# TASK OBJECTIVE
Repeat the records word for word, from the very beginning down through the line containing "y-tick-label: 103: [70, 623, 101, 652]", including that line.

# Spatial layout data
::::::::::

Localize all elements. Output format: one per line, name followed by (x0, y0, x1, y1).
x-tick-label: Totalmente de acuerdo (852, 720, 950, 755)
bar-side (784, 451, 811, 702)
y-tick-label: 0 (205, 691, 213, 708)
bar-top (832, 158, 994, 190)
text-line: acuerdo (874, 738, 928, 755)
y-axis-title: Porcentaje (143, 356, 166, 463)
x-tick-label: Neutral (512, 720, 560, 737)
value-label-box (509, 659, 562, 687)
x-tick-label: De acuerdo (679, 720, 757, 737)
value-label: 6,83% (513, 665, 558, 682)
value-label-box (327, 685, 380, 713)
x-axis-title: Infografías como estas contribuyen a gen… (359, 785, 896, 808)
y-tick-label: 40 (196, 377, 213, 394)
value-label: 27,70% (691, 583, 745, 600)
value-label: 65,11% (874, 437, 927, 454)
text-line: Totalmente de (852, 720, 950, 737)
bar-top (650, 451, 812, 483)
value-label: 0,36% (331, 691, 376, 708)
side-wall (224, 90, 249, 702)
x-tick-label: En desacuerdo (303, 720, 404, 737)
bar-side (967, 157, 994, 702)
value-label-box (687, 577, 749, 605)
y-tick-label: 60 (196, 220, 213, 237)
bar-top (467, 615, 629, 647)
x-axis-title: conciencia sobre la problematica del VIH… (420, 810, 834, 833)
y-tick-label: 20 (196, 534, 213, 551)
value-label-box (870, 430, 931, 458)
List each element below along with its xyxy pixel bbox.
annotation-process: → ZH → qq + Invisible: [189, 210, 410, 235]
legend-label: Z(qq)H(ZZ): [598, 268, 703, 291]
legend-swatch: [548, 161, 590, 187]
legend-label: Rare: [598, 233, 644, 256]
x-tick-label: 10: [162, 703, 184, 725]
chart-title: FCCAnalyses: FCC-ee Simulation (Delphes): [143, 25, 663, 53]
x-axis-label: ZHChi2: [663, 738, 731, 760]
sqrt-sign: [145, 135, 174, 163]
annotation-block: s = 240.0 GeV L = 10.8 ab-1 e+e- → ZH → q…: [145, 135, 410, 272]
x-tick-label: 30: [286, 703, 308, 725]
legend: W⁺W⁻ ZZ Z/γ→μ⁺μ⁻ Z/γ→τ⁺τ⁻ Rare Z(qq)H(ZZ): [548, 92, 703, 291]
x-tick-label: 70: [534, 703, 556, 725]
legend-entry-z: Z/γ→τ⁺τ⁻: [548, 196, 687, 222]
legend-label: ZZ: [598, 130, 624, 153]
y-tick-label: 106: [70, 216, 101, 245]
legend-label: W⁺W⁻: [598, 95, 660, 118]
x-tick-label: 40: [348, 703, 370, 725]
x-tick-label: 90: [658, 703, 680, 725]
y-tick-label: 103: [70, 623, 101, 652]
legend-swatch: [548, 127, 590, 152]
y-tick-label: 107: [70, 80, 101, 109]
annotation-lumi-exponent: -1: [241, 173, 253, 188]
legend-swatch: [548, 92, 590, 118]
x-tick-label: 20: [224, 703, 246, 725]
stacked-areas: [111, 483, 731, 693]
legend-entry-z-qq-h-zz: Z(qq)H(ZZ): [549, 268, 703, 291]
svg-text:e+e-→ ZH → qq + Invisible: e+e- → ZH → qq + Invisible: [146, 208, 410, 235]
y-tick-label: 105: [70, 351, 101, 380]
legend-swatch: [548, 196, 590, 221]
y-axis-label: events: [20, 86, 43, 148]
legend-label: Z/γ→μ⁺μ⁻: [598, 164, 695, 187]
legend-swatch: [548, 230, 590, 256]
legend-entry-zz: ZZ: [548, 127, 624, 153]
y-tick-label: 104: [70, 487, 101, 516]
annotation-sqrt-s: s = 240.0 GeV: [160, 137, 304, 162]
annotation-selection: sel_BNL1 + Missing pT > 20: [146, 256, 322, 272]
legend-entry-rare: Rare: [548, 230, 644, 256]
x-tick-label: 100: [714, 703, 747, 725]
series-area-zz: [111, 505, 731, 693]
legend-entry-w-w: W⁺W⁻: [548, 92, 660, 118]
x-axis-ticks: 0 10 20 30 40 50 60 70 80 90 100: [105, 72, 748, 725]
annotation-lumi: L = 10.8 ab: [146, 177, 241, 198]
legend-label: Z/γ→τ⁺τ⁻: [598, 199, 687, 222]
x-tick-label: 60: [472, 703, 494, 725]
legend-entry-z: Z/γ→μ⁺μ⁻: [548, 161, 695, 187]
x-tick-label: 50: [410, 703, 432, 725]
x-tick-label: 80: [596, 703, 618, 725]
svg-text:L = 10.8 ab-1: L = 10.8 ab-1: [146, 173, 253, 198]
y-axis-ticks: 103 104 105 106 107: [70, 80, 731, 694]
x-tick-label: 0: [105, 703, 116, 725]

::::::::::

# WRITTEN ANSWER
Localize all elements. Output format: one per line, name followed by (x0, y0, x1, y1).
x-tick-label: Totalmente de acuerdo (852, 720, 950, 755)
bar-side (784, 451, 811, 702)
y-tick-label: 0 (205, 691, 213, 708)
bar-top (832, 158, 994, 190)
text-line: acuerdo (874, 738, 928, 755)
y-axis-title: Porcentaje (143, 356, 166, 463)
x-tick-label: Neutral (512, 720, 560, 737)
value-label-box (509, 659, 562, 687)
x-tick-label: De acuerdo (679, 720, 757, 737)
value-label: 6,83% (513, 665, 558, 682)
value-label-box (327, 685, 380, 713)
x-axis-title: Infografías como estas contribuyen a gen… (359, 785, 896, 808)
y-tick-label: 40 (196, 377, 213, 394)
value-label: 27,70% (691, 583, 745, 600)
value-label: 65,11% (874, 437, 927, 454)
text-line: Totalmente de (852, 720, 950, 737)
bar-top (650, 451, 812, 483)
value-label: 0,36% (331, 691, 376, 708)
side-wall (224, 90, 249, 702)
x-tick-label: En desacuerdo (303, 720, 404, 737)
bar-side (967, 157, 994, 702)
value-label-box (687, 577, 749, 605)
y-tick-label: 60 (196, 220, 213, 237)
bar-top (467, 615, 629, 647)
x-axis-title: conciencia sobre la problematica del VIH… (420, 810, 834, 833)
y-tick-label: 20 (196, 534, 213, 551)
value-label-box (870, 430, 931, 458)
List each element below along with its xyxy pixel bbox.
annotation-process: → ZH → qq + Invisible: [189, 210, 410, 235]
legend-label: Z(qq)H(ZZ): [598, 268, 703, 291]
legend-swatch: [548, 161, 590, 187]
legend-label: Rare: [598, 233, 644, 256]
x-tick-label: 10: [162, 703, 184, 725]
chart-title: FCCAnalyses: FCC-ee Simulation (Delphes): [143, 25, 663, 53]
x-axis-label: ZHChi2: [663, 738, 731, 760]
sqrt-sign: [145, 135, 174, 163]
annotation-block: s = 240.0 GeV L = 10.8 ab-1 e+e- → ZH → q…: [145, 135, 410, 272]
x-tick-label: 30: [286, 703, 308, 725]
legend: W⁺W⁻ ZZ Z/γ→μ⁺μ⁻ Z/γ→τ⁺τ⁻ Rare Z(qq)H(ZZ): [548, 92, 703, 291]
x-tick-label: 70: [534, 703, 556, 725]
legend-entry-z: Z/γ→τ⁺τ⁻: [548, 196, 687, 222]
legend-label: ZZ: [598, 130, 624, 153]
y-tick-label: 106: [70, 216, 101, 245]
legend-label: W⁺W⁻: [598, 95, 660, 118]
x-tick-label: 40: [348, 703, 370, 725]
x-tick-label: 90: [658, 703, 680, 725]
y-tick-label: 103: [70, 623, 101, 652]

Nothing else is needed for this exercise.